» Your task
Select from the data all lines with the word "Output".

» Material for this exercise
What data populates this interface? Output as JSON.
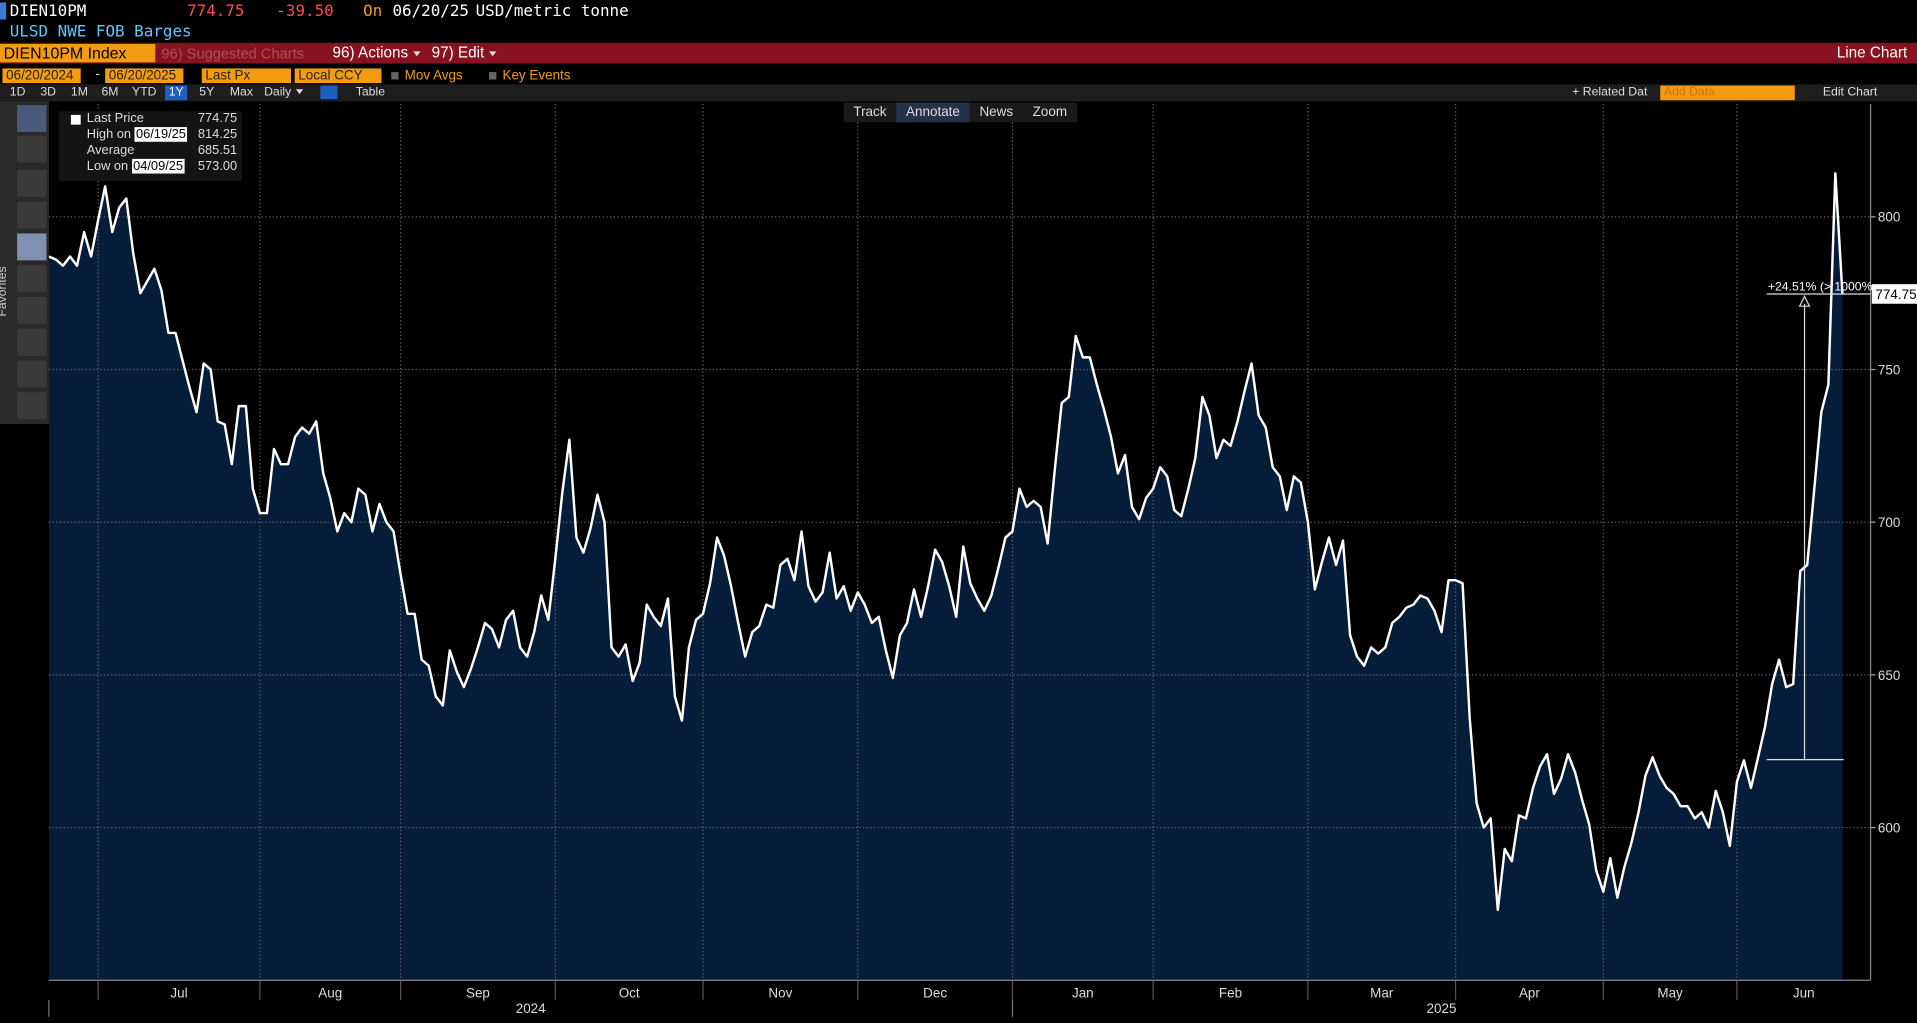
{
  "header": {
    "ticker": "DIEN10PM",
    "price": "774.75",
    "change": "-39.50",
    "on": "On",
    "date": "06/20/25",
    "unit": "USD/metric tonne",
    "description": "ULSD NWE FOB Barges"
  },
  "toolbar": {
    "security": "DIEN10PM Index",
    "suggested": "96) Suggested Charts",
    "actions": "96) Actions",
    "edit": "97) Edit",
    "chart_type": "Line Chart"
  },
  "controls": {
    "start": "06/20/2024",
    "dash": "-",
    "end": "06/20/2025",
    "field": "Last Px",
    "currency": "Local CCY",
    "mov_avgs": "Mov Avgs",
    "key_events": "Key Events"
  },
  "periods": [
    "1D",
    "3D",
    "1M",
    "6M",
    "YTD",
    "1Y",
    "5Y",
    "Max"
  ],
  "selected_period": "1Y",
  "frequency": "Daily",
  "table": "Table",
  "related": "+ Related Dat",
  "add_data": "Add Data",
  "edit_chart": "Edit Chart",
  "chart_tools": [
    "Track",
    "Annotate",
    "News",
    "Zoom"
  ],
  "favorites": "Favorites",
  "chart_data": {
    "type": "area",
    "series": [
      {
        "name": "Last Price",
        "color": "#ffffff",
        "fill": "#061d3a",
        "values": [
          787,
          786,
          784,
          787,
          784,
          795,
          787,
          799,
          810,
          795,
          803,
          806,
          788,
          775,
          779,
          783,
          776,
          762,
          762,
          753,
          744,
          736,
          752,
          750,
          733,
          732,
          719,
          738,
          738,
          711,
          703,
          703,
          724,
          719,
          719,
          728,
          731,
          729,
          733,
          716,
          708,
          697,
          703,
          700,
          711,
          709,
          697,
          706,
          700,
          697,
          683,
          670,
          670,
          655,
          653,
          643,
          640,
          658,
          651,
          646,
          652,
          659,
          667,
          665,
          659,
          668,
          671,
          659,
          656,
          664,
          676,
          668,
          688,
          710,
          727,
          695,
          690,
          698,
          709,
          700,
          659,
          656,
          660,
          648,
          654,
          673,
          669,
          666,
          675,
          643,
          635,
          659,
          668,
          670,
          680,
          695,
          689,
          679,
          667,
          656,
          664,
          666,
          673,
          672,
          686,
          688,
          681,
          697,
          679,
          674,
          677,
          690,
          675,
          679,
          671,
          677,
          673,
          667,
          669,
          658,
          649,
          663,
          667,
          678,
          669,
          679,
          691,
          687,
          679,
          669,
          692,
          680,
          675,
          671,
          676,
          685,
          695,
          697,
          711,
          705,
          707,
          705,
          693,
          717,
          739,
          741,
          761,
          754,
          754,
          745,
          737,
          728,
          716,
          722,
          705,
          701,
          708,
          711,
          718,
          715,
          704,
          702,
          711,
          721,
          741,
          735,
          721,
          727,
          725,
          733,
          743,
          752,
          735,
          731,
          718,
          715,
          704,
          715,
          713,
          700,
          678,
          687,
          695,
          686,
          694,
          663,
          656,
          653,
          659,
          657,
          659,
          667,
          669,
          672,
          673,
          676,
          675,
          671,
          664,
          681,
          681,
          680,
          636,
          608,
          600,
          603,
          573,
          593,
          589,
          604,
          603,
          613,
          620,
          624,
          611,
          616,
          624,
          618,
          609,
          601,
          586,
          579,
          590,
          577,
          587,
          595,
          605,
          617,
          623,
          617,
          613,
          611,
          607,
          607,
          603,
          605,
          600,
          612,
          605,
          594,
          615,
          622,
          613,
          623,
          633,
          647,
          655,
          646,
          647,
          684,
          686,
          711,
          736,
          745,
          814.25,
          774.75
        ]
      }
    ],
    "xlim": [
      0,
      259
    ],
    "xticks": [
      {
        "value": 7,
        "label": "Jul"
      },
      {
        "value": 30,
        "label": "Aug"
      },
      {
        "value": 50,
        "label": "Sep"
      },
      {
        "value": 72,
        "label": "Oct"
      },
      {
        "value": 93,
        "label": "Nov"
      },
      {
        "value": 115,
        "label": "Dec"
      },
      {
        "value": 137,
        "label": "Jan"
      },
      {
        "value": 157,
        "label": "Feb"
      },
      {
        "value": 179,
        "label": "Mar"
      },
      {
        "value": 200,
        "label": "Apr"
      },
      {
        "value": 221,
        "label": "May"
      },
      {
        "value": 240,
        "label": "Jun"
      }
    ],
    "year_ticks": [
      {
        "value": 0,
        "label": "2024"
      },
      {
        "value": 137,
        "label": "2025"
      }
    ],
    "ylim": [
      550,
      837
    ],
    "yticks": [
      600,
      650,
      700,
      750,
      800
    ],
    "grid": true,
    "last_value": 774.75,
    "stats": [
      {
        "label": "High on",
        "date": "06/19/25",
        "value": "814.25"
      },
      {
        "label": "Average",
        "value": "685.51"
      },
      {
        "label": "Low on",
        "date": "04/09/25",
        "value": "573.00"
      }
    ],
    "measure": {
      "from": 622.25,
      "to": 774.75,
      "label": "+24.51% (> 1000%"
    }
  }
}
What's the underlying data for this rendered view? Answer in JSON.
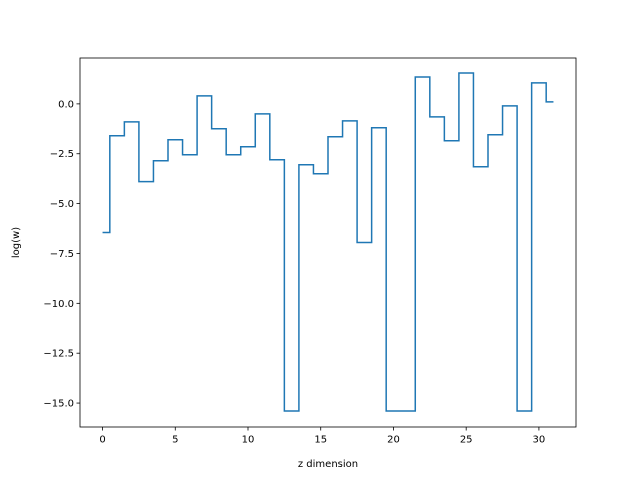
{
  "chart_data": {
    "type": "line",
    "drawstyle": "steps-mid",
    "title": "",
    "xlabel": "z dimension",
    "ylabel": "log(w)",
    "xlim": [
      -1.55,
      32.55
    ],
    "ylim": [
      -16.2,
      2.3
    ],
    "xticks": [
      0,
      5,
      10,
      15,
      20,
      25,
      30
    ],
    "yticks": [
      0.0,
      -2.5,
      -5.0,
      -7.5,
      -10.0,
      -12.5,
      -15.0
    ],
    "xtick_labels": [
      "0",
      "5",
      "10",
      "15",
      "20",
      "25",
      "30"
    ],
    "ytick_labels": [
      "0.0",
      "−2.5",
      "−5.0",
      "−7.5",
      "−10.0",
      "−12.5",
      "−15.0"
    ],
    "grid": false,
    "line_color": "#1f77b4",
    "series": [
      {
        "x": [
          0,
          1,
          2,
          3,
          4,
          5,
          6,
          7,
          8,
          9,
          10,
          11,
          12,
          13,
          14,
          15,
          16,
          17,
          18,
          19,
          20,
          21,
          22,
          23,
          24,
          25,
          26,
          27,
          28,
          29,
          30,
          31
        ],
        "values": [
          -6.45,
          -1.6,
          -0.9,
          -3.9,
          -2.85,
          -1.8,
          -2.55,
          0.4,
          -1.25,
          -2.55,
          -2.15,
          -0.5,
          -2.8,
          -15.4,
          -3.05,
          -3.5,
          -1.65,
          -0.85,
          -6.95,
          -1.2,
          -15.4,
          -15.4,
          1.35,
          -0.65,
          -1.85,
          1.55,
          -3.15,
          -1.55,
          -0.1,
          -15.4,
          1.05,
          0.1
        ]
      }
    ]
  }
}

==

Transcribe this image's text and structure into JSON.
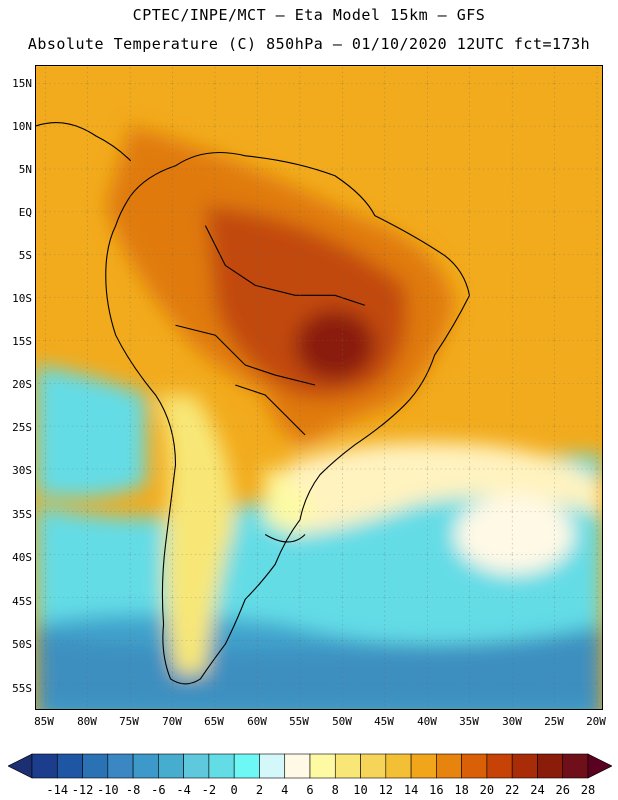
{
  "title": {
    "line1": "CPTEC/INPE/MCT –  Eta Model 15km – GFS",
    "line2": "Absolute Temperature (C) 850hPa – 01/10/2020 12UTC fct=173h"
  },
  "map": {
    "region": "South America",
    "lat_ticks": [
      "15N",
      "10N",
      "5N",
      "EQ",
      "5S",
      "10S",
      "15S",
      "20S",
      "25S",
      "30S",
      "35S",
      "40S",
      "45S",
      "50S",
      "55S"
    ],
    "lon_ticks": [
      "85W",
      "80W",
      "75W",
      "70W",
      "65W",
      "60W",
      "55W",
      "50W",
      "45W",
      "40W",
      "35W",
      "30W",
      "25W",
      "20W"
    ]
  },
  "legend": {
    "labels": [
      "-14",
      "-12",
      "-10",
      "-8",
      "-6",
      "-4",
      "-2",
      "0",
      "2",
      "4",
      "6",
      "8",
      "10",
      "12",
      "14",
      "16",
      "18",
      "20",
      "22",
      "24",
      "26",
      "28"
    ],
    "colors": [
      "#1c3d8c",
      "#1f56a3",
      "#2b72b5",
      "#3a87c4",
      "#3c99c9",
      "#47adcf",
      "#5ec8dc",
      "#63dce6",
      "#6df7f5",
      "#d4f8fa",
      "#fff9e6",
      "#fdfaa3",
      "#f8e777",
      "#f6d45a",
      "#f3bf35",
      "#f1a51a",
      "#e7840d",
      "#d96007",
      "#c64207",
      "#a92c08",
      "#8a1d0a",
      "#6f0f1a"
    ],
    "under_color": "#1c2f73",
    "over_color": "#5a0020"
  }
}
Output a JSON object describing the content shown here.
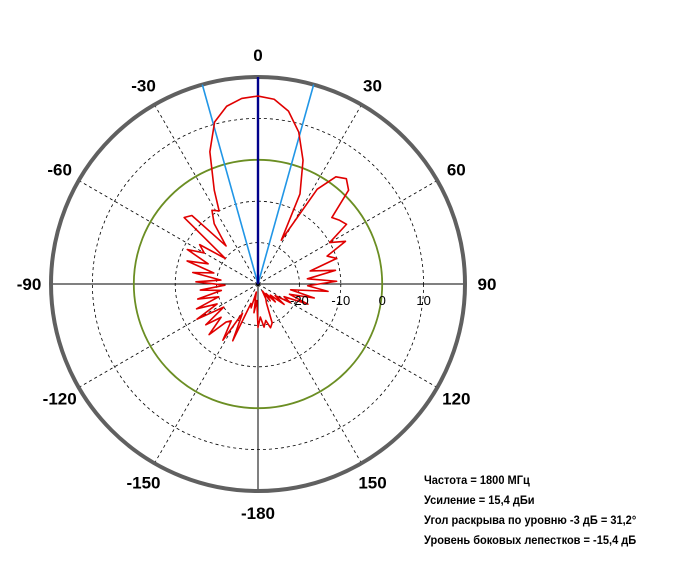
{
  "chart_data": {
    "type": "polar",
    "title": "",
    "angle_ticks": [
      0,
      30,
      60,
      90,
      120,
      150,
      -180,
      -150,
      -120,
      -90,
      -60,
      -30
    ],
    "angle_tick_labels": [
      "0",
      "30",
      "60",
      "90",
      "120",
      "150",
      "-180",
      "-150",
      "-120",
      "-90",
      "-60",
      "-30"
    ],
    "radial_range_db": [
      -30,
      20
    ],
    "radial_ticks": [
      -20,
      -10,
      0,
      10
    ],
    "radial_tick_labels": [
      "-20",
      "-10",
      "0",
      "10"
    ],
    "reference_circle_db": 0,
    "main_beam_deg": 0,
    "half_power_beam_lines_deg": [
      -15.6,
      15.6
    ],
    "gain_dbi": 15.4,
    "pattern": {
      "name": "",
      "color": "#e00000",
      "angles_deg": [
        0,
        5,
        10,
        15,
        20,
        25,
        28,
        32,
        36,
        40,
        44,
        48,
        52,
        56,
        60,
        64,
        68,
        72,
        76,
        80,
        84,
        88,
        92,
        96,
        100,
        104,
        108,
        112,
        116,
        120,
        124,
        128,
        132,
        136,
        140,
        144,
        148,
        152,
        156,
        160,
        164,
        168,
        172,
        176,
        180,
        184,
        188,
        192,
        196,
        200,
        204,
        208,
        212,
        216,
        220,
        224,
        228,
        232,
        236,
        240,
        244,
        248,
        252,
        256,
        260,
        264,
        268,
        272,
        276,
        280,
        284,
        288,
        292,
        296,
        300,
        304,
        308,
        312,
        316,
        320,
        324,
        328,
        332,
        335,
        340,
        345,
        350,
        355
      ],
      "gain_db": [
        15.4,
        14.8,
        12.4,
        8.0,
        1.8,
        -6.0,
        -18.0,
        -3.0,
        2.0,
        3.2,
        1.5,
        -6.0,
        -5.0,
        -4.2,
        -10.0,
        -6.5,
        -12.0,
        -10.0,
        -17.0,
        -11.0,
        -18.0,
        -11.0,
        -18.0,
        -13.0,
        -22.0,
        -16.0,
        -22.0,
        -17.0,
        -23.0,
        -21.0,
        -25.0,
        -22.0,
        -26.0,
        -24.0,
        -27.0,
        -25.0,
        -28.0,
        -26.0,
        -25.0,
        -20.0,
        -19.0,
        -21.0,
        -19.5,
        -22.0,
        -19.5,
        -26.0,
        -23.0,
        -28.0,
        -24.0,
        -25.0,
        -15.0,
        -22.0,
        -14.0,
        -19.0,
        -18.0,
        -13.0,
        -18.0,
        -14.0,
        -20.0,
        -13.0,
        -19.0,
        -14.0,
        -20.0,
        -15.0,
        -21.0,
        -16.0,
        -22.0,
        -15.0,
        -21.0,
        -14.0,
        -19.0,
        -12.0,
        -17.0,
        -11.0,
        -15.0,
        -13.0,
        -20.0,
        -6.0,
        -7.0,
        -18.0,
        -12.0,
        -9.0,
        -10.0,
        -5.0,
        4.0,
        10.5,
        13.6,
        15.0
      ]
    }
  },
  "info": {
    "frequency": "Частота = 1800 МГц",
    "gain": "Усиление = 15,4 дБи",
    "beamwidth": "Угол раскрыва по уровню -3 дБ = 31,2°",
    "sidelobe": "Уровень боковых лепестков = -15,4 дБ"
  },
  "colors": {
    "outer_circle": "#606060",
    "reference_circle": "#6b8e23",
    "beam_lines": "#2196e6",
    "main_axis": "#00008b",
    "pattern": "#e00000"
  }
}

» Task response
What data populates this interface? Output as JSON.
Output a JSON object describing the content shown here.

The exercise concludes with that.